**Exercise details**
Check every line of the data below for the string "Authority", and copy the ones that hold it.

**Given data**

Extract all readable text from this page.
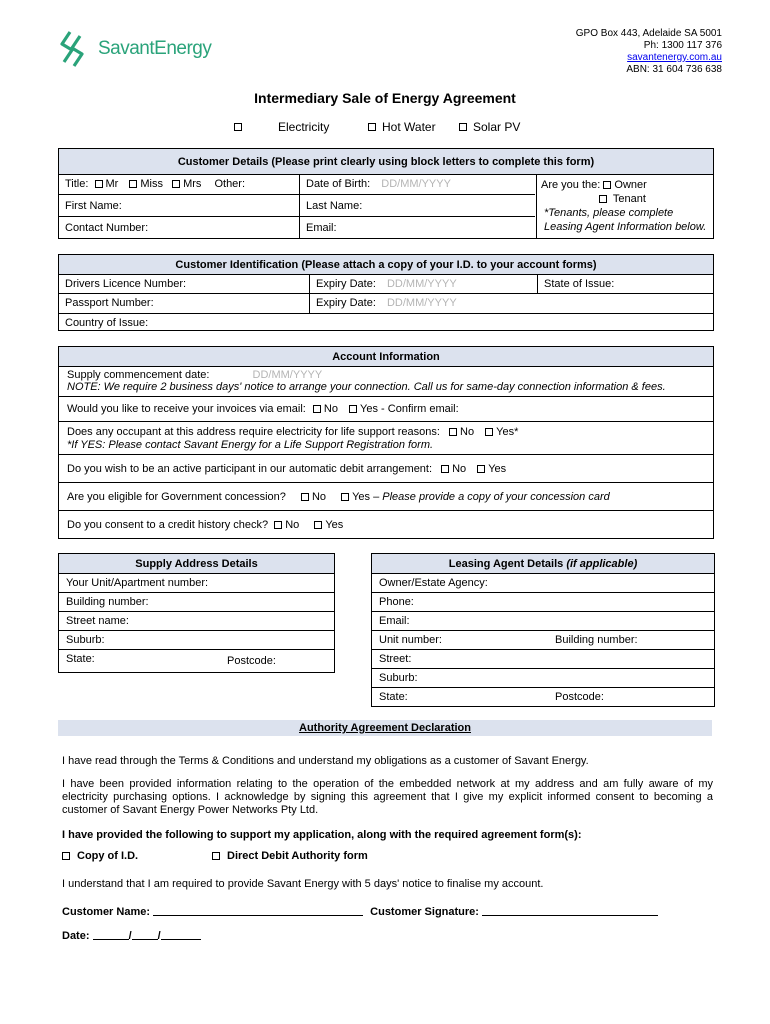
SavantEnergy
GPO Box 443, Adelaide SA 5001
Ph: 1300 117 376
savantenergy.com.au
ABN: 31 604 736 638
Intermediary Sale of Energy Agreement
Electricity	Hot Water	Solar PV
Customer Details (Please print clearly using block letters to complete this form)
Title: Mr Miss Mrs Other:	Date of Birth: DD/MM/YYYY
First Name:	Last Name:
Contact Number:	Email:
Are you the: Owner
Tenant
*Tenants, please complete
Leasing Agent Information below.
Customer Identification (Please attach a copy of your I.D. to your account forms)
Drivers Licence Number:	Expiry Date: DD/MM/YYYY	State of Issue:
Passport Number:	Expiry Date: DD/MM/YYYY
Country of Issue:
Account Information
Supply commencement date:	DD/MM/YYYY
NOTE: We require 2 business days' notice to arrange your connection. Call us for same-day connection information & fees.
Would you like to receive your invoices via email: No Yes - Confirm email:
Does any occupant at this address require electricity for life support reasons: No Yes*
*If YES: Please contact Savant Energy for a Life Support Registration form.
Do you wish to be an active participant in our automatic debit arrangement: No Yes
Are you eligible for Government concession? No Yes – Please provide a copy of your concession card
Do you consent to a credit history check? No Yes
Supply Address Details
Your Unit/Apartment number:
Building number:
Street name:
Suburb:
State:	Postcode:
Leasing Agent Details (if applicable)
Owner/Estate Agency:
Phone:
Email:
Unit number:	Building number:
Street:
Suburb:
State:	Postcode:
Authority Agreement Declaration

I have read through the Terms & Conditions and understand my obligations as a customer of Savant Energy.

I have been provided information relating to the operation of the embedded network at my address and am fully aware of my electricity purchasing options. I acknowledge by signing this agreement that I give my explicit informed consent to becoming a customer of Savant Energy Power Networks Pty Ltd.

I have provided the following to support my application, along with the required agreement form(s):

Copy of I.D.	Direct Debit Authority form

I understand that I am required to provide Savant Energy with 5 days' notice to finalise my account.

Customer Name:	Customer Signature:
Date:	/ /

**Finished answer**
Authority Agreement Declaration
Copy of I.D.	Direct Debit Authority form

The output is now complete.